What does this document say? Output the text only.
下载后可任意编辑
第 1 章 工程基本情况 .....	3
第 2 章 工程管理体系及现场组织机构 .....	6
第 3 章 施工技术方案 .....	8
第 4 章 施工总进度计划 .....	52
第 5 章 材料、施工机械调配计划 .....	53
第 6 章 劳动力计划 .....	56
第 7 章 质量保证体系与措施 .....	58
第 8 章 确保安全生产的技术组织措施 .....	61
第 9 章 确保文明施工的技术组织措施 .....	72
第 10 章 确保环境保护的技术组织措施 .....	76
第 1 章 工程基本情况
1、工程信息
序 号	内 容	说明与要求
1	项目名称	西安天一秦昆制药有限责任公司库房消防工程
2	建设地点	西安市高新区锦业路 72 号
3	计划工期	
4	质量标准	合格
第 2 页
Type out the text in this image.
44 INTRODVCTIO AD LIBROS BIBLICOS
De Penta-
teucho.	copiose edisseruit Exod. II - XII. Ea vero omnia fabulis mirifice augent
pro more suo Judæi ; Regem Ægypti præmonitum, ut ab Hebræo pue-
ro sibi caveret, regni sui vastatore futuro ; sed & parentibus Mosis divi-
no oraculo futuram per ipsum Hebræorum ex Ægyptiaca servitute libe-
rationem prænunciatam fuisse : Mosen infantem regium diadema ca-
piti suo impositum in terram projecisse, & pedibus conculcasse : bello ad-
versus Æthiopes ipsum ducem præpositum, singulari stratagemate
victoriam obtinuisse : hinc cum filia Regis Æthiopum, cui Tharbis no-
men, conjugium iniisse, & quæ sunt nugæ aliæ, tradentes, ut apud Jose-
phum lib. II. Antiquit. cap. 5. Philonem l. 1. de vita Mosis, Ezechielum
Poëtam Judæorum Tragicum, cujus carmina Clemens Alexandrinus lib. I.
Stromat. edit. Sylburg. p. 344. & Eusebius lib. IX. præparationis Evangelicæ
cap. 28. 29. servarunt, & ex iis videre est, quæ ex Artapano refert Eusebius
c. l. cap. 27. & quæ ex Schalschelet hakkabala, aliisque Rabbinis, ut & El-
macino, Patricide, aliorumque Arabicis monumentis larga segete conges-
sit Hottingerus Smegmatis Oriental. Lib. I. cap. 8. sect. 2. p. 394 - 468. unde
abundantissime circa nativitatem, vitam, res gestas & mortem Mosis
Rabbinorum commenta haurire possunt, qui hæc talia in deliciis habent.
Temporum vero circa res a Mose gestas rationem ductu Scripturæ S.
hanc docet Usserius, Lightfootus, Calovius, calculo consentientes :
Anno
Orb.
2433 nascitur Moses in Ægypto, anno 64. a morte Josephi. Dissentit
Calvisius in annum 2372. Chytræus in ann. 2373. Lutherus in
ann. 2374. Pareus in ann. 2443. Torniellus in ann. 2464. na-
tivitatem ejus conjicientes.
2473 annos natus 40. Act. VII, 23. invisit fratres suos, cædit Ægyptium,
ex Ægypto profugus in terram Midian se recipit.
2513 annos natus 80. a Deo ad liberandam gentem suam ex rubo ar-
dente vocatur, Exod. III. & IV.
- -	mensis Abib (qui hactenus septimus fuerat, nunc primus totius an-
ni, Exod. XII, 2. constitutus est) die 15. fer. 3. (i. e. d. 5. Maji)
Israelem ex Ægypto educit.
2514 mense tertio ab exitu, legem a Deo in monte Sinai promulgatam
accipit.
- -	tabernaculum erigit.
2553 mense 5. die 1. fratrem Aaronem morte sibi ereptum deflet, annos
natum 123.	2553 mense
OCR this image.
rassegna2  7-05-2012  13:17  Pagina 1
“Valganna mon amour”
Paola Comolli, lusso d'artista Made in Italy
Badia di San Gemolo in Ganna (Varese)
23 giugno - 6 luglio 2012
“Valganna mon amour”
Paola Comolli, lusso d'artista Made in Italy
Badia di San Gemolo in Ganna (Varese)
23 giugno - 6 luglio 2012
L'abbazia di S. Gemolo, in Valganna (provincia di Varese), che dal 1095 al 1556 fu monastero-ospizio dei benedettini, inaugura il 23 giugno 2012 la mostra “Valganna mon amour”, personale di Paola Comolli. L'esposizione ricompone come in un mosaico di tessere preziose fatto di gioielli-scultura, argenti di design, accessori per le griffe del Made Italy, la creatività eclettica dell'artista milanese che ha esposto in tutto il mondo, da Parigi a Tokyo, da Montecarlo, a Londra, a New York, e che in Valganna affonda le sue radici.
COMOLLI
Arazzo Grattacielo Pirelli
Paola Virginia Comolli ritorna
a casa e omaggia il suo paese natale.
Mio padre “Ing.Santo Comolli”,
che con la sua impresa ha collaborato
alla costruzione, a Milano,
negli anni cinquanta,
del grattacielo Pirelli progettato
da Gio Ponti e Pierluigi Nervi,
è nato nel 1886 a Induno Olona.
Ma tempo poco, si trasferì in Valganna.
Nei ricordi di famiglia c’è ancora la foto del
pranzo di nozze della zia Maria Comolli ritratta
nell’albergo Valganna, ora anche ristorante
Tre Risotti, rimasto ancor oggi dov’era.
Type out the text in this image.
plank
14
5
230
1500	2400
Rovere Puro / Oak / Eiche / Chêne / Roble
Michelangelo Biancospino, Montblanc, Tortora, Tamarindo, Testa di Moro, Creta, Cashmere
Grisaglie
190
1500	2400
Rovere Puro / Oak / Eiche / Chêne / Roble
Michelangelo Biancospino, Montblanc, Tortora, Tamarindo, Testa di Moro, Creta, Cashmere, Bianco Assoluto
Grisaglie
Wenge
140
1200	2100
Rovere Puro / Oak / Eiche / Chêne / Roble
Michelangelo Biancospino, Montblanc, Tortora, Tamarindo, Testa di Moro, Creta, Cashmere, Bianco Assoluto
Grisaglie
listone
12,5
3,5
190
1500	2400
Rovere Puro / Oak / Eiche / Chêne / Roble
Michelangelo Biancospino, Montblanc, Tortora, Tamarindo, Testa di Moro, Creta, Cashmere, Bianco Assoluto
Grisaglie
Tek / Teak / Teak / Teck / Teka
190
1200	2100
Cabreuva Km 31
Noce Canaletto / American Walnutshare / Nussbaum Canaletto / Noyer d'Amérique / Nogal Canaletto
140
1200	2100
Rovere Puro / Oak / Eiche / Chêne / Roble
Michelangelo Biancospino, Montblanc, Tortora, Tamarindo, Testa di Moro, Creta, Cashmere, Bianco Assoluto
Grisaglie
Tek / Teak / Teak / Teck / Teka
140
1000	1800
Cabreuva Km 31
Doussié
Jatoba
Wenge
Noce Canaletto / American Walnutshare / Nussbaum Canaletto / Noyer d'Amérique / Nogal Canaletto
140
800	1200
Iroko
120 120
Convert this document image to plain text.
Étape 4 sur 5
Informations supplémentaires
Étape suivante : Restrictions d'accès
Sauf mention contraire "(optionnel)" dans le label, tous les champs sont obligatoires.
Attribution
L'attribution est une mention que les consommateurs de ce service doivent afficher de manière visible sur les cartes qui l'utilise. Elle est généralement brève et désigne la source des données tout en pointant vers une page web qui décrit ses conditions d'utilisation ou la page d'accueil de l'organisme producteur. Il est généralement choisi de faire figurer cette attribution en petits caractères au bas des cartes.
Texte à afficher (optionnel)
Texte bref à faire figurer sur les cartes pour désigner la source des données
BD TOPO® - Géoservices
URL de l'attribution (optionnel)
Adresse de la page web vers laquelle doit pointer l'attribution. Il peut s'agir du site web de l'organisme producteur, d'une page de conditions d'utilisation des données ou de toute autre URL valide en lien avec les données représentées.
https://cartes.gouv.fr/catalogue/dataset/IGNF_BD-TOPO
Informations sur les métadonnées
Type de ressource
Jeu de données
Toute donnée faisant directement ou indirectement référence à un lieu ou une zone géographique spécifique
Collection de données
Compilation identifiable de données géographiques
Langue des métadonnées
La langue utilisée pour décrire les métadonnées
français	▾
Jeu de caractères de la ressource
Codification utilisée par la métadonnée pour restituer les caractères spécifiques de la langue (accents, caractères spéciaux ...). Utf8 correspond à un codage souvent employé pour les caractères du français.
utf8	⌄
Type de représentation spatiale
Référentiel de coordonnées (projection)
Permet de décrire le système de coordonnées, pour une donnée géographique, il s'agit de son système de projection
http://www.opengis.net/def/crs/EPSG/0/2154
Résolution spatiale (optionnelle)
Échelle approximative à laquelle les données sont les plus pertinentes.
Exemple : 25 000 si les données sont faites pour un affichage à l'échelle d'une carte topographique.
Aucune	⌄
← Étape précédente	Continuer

━━━━━━━━━━━━━━━━━━━━━━━━━━━━━━

§ **Exercise requirements**: Give the number of lines in the listing above that hold the string "ipsum", with nothing else.

§ **Written reply**: 2